*What to work on*. Locate and copy each line in the data that contains the word "بزنا".

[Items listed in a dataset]
━━━━━━━━━━━━━━━━━━━━
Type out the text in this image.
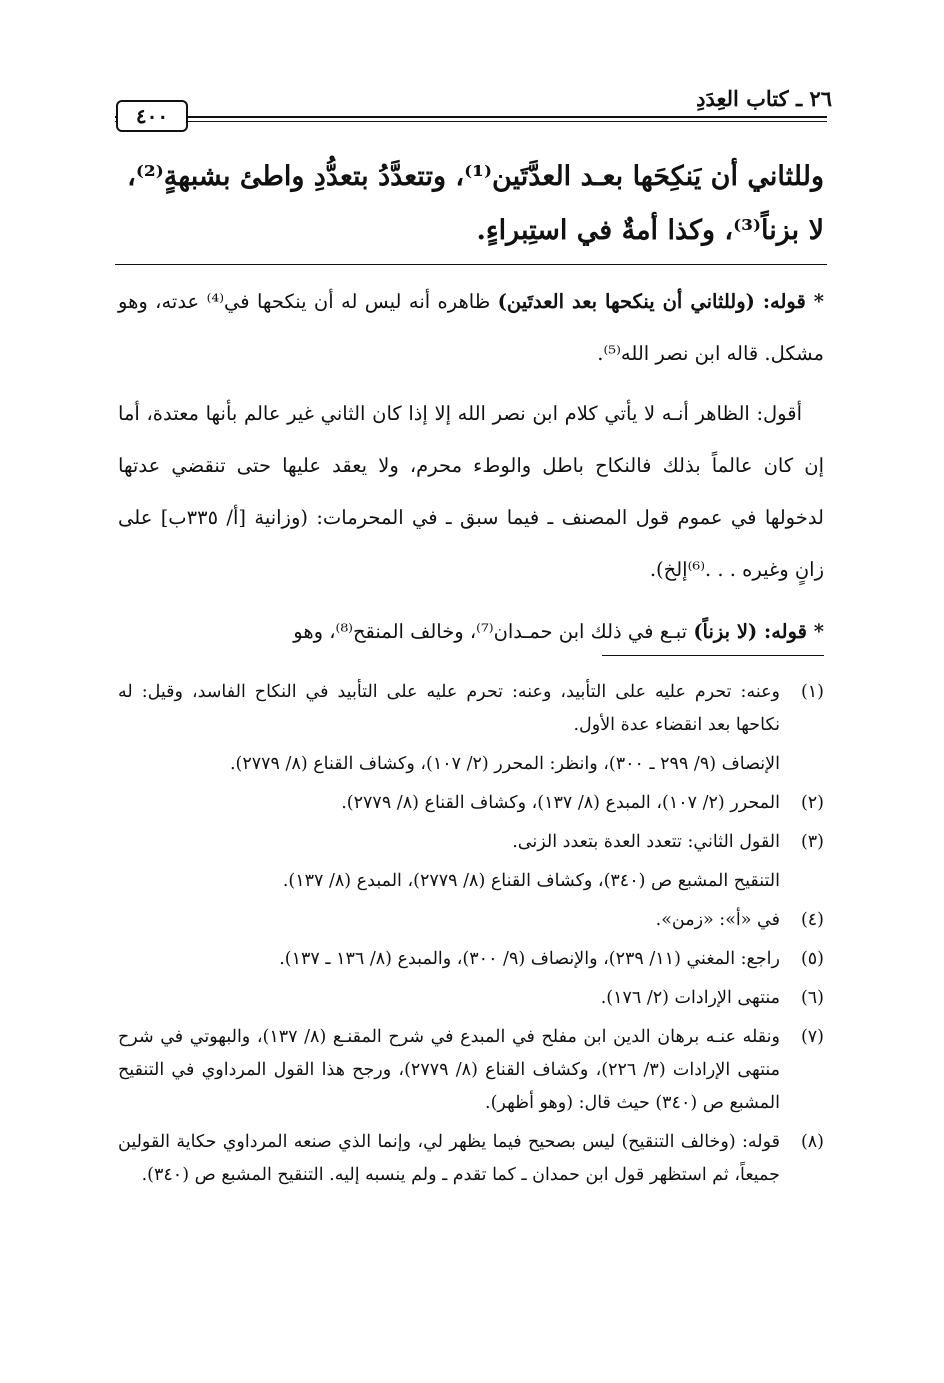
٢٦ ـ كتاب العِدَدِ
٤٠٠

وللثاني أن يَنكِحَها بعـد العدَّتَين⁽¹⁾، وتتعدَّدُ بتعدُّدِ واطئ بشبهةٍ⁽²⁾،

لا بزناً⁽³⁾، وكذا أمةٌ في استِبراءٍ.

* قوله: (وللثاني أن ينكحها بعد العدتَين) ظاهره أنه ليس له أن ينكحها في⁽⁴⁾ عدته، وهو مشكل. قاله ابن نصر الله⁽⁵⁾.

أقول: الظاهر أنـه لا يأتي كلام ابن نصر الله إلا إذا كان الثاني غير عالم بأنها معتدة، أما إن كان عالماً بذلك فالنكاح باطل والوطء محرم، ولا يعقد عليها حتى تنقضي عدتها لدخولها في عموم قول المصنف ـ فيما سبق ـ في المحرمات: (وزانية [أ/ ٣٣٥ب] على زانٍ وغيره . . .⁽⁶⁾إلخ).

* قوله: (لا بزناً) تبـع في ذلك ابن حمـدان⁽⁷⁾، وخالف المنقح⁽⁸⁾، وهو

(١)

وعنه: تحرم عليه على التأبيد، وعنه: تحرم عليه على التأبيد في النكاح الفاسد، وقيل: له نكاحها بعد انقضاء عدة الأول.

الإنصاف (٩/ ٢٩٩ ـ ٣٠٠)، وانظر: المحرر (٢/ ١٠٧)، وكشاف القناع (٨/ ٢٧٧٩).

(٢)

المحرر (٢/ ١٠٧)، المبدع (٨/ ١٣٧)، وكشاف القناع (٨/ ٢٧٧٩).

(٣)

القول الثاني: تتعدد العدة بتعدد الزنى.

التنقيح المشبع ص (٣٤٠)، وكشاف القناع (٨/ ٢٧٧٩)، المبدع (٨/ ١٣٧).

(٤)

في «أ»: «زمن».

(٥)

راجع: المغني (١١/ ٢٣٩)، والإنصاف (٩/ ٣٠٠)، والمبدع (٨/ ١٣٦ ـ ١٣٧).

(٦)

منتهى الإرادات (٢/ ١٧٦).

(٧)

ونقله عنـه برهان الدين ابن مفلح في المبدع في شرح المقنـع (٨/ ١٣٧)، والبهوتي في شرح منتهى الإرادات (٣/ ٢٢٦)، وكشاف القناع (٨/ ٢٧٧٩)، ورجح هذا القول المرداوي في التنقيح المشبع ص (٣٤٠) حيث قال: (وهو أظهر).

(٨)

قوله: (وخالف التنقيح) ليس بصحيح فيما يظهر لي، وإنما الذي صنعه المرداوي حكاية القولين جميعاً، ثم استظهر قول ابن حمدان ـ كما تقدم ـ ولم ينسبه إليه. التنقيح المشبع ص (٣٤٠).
━━━━━━━━━━━━━━━━━━━━
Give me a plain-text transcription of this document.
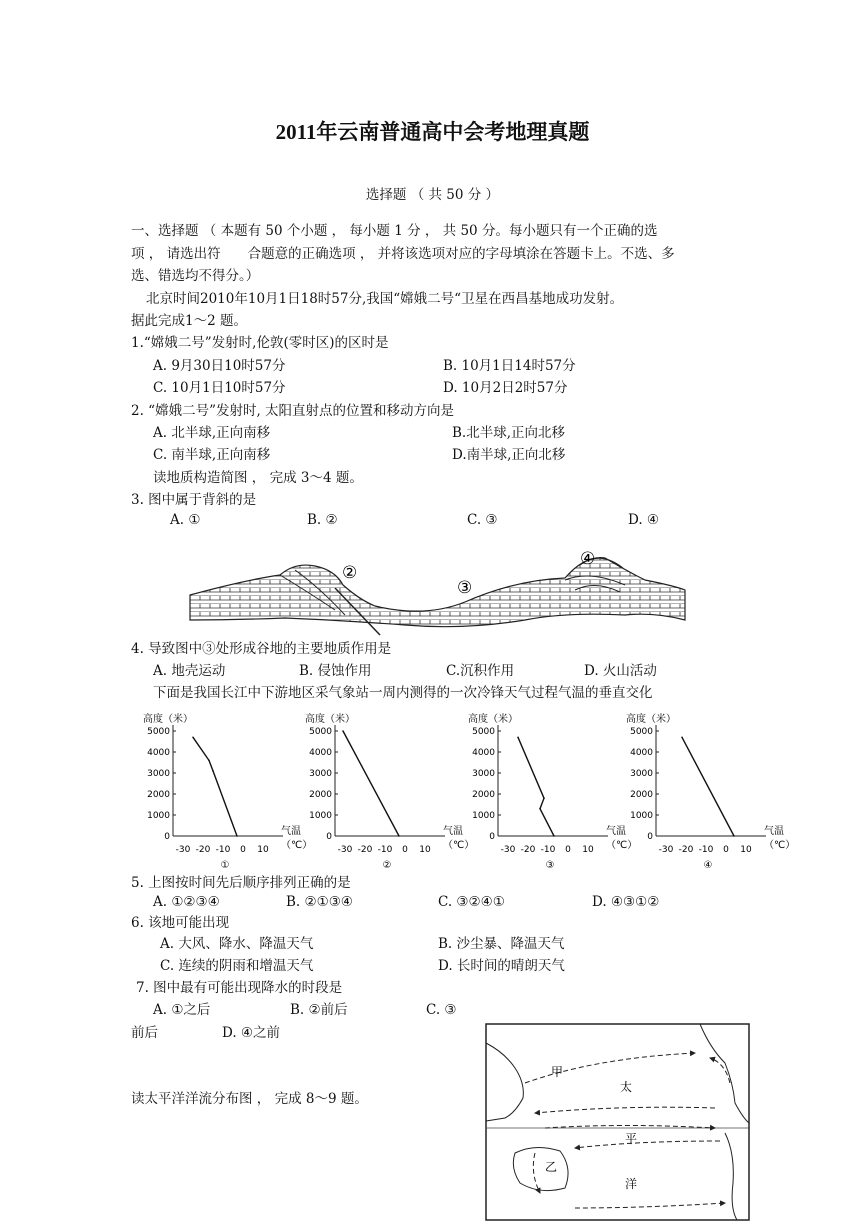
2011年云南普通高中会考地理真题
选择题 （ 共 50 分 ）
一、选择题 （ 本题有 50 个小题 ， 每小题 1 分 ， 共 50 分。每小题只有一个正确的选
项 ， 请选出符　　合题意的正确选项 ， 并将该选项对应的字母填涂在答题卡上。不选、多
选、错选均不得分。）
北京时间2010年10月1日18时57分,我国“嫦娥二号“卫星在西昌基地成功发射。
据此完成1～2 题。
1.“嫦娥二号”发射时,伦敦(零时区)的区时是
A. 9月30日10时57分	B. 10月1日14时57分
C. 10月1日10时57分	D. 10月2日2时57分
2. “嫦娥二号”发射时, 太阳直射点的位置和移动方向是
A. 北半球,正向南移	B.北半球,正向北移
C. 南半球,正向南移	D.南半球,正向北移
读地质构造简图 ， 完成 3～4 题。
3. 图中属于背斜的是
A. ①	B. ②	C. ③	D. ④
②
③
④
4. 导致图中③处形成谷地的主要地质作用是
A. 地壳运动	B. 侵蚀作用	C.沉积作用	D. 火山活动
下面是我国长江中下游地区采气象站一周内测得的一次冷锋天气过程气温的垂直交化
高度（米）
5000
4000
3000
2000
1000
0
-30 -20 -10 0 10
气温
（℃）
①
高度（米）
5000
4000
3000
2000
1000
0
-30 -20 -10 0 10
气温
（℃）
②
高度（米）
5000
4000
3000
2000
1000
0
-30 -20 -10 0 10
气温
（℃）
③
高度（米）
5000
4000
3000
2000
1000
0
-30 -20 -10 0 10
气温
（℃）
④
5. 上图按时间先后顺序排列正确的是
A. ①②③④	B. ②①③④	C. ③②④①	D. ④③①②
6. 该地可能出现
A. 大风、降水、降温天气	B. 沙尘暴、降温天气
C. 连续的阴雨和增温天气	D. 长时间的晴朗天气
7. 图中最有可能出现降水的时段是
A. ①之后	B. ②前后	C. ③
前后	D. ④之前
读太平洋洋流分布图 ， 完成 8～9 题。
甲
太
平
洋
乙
━━━━━━━━━━━━━━━━━━━━
*Complete response*.
لا بزناً⁽³⁾، وكذا أمةٌ في استِبراءٍ.
* قوله: (لا بزناً) تبـع في ذلك ابن حمـدان⁽⁷⁾، وخالف المنقح⁽⁸⁾، وهو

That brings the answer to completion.